### GIVEN REQUEST:
Repeat the full listing below verbatim and keep the images out.
Begin
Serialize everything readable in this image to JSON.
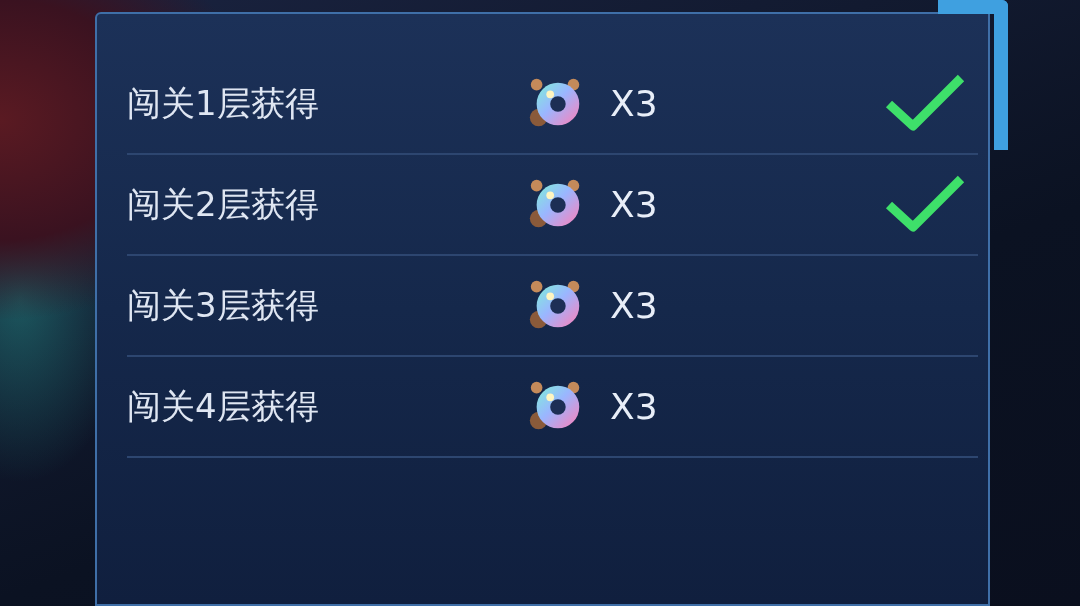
{
  "rows": [
    {
      "label": "闯关1层获得",
      "amount": "X3",
      "completed": true
    },
    {
      "label": "闯关2层获得",
      "amount": "X3",
      "completed": true
    },
    {
      "label": "闯关3层获得",
      "amount": "X3",
      "completed": false
    },
    {
      "label": "闯关4层获得",
      "amount": "X3",
      "completed": false
    }
  ]
}
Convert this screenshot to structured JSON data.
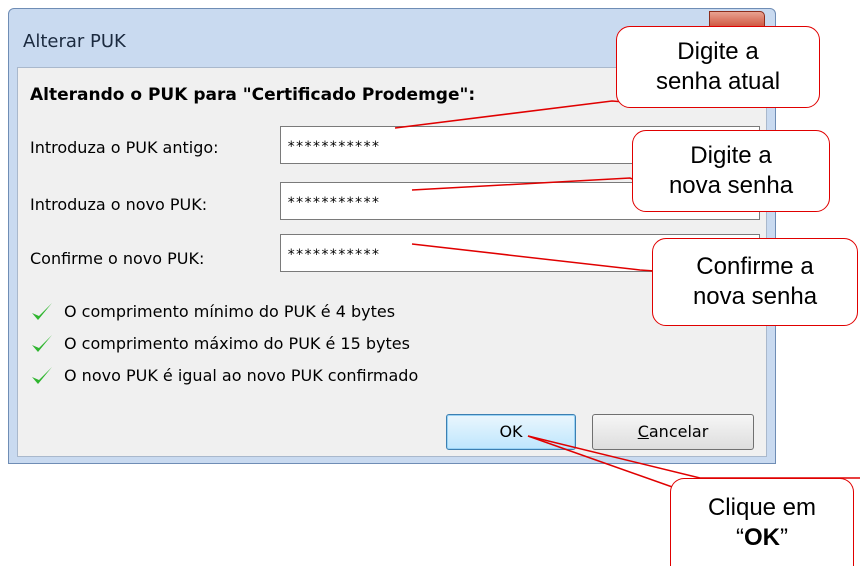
{
  "dialog": {
    "title": "Alterar PUK",
    "heading": "Alterando o PUK para \"Certificado Prodemge\":",
    "fields": [
      {
        "label": "Introduza o PUK antigo:",
        "value": "***********"
      },
      {
        "label": "Introduza o novo PUK:",
        "value": "***********"
      },
      {
        "label": "Confirme o novo PUK:",
        "value": "***********"
      }
    ],
    "checks": [
      "O comprimento mínimo do PUK é 4 bytes",
      "O comprimento máximo do PUK é 15 bytes",
      "O novo PUK é igual ao novo PUK confirmado"
    ],
    "ok_label": "OK",
    "cancel_first": "C",
    "cancel_rest": "ancelar"
  },
  "callouts": {
    "current": "Digite a\nsenha atual",
    "new": "Digite a\nnova senha",
    "confirm": "Confirme a\nnova senha",
    "click_prefix": "Clique em\n“",
    "click_bold": "OK",
    "click_suffix": "”"
  },
  "colors": {
    "callout_border": "#e00000",
    "check_green": "#2fb52f",
    "title_bar": "#c9daf0"
  }
}
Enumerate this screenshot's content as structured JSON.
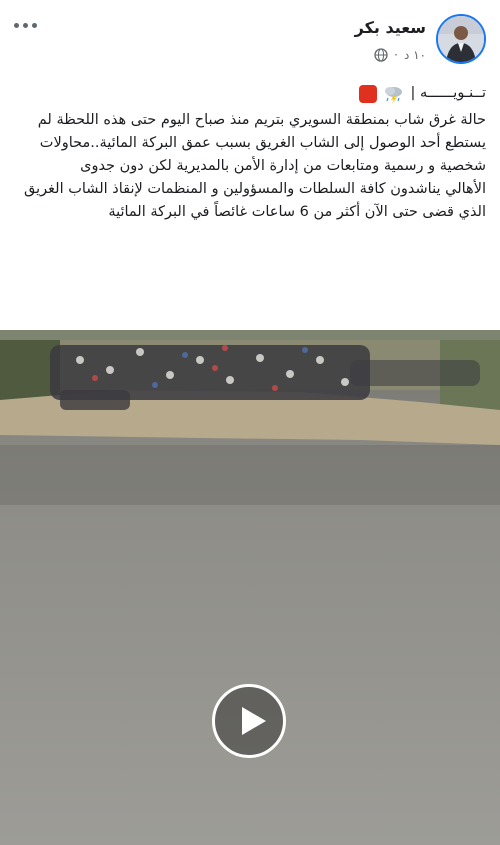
End
### SOLUTION BELOW:
Serialize everything readable in this image to JSON.
{
  "rows": [
    {
      "label": "闯关1层获得",
      "amount": "X3",
      "completed": true
    },
    {
      "label": "闯关2层获得",
      "amount": "X3",
      "completed": true
    },
    {
      "label": "闯关3层获得",
      "amount": "X3",
      "completed": false
    },
    {
      "label": "闯关4层获得",
      "amount": "X3",
      "completed": false
    }
  ]
}
Convert this screenshot to structured JSON data.
{
  "dialog": {
    "title": "Alterar PUK",
    "heading": "Alterando o PUK para \"Certificado Prodemge\":",
    "fields": [
      {
        "label": "Introduza o PUK antigo:",
        "value": "***********"
      },
      {
        "label": "Introduza o novo PUK:",
        "value": "***********"
      },
      {
        "label": "Confirme o novo PUK:",
        "value": "***********"
      }
    ],
    "checks": [
      "O comprimento mínimo do PUK é 4 bytes",
      "O comprimento máximo do PUK é 15 bytes",
      "O novo PUK é igual ao novo PUK confirmado"
    ],
    "ok_label": "OK",
    "cancel_first": "C",
    "cancel_rest": "ancelar"
  },
  "callouts": {
    "current": "Digite a\nsenha atual",
    "new": "Digite a\nnova senha",
    "confirm": "Confirme a\nnova senha",
    "click_prefix": "Clique em\n“",
    "click_bold": "OK",
    "click_suffix": "”"
  },
  "colors": {
    "callout_border": "#e00000",
    "check_green": "#2fb52f",
    "title_bar": "#c9daf0"
  }
}
Enumerate this screenshot's content as structured JSON.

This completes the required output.